__TASK DIRECTIONS__
Give the data a second time, exactly and in full.

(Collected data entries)

>> START

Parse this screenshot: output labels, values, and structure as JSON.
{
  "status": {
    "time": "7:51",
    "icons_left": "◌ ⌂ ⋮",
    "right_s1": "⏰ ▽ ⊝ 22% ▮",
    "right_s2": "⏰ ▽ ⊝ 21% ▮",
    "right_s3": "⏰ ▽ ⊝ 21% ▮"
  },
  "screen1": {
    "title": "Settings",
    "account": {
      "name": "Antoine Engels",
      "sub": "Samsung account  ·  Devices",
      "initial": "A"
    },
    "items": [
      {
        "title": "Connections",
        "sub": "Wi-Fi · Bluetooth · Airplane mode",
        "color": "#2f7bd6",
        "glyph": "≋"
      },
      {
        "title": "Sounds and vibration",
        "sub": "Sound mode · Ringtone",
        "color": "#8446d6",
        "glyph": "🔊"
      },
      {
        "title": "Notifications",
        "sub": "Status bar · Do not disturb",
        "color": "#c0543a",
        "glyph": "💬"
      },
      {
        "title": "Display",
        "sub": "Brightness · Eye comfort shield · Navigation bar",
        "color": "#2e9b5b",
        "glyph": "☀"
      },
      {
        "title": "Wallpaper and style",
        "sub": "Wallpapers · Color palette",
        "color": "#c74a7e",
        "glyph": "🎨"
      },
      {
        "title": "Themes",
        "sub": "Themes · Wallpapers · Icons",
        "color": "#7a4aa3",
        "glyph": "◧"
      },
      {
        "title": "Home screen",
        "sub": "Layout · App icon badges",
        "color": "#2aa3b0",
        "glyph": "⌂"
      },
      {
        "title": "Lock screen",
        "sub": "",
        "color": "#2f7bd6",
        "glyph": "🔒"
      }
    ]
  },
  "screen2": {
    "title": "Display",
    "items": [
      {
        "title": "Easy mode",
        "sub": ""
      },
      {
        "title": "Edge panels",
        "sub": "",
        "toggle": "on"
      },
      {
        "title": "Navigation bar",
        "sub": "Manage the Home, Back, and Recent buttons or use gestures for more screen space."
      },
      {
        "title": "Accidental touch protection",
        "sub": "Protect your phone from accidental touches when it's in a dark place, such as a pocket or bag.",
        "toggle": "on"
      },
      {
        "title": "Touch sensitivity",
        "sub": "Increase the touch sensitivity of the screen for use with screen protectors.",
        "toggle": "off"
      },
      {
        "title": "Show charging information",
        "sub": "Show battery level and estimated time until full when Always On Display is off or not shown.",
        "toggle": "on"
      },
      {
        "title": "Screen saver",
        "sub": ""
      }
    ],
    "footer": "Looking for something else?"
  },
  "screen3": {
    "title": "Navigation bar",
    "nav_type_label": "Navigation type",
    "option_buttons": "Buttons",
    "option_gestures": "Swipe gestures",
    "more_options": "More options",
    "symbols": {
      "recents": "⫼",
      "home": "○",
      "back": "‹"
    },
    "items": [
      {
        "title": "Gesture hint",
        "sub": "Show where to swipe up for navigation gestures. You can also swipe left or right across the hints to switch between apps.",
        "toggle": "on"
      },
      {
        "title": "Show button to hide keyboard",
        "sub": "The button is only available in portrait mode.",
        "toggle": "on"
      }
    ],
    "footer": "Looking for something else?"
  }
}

>> END

__CORRECT ANSWER__
Parse this screenshot: output labels, values, and structure as JSON.
{
  "status": {
    "time": "7:51",
    "icons_left": "◌ ⌂ ⋮",
    "right_s1": "⏰ ▽ ⊝ 22% ▮",
    "right_s2": "⏰ ▽ ⊝ 21% ▮",
    "right_s3": "⏰ ▽ ⊝ 21% ▮"
  },
  "screen1": {
    "title": "Settings",
    "account": {
      "name": "Antoine Engels",
      "sub": "Samsung account  ·  Devices",
      "initial": "A"
    },
    "items": [
      {
        "title": "Connections",
        "sub": "Wi-Fi · Bluetooth · Airplane mode",
        "color": "#2f7bd6",
        "glyph": "≋"
      },
      {
        "title": "Sounds and vibration",
        "sub": "Sound mode · Ringtone",
        "color": "#8446d6",
        "glyph": "🔊"
      },
      {
        "title": "Notifications",
        "sub": "Status bar · Do not disturb",
        "color": "#c0543a",
        "glyph": "💬"
      },
      {
        "title": "Display",
        "sub": "Brightness · Eye comfort shield · Navigation bar",
        "color": "#2e9b5b",
        "glyph": "☀"
      },
      {
        "title": "Wallpaper and style",
        "sub": "Wallpapers · Color palette",
        "color": "#c74a7e",
        "glyph": "🎨"
      },
      {
        "title": "Themes",
        "sub": "Themes · Wallpapers · Icons",
        "color": "#7a4aa3",
        "glyph": "◧"
      },
      {
        "title": "Home screen",
        "sub": "Layout · App icon badges",
        "color": "#2aa3b0",
        "glyph": "⌂"
      },
      {
        "title": "Lock screen",
        "sub": "",
        "color": "#2f7bd6",
        "glyph": "🔒"
      }
    ]
  },
  "screen2": {
    "title": "Display",
    "items": [
      {
        "title": "Easy mode",
        "sub": ""
      },
      {
        "title": "Edge panels",
        "sub": "",
        "toggle": "on"
      },
      {
        "title": "Navigation bar",
        "sub": "Manage the Home, Back, and Recent buttons or use gestures for more screen space."
      },
      {
        "title": "Accidental touch protection",
        "sub": "Protect your phone from accidental touches when it's in a dark place, such as a pocket or bag.",
        "toggle": "on"
      },
      {
        "title": "Touch sensitivity",
        "sub": "Increase the touch sensitivity of the screen for use with screen protectors.",
        "toggle": "off"
      },
      {
        "title": "Show charging information",
        "sub": "Show battery level and estimated time until full when Always On Display is off or not shown.",
        "toggle": "on"
      },
      {
        "title": "Screen saver",
        "sub": ""
      }
    ],
    "footer": "Looking for something else?"
  },
  "screen3": {
    "title": "Navigation bar",
    "nav_type_label": "Navigation type",
    "option_buttons": "Buttons",
    "option_gestures": "Swipe gestures",
    "more_options": "More options",
    "symbols": {
      "recents": "⫼",
      "home": "○",
      "back": "‹"
    },
    "items": [
      {
        "title": "Gesture hint",
        "sub": "Show where to swipe up for navigation gestures. You can also swipe left or right across the hints to switch between apps.",
        "toggle": "on"
      },
      {
        "title": "Show button to hide keyboard",
        "sub": "The button is only available in portrait mode.",
        "toggle": "on"
      }
    ],
    "footer": "Looking for something else?"
  }
}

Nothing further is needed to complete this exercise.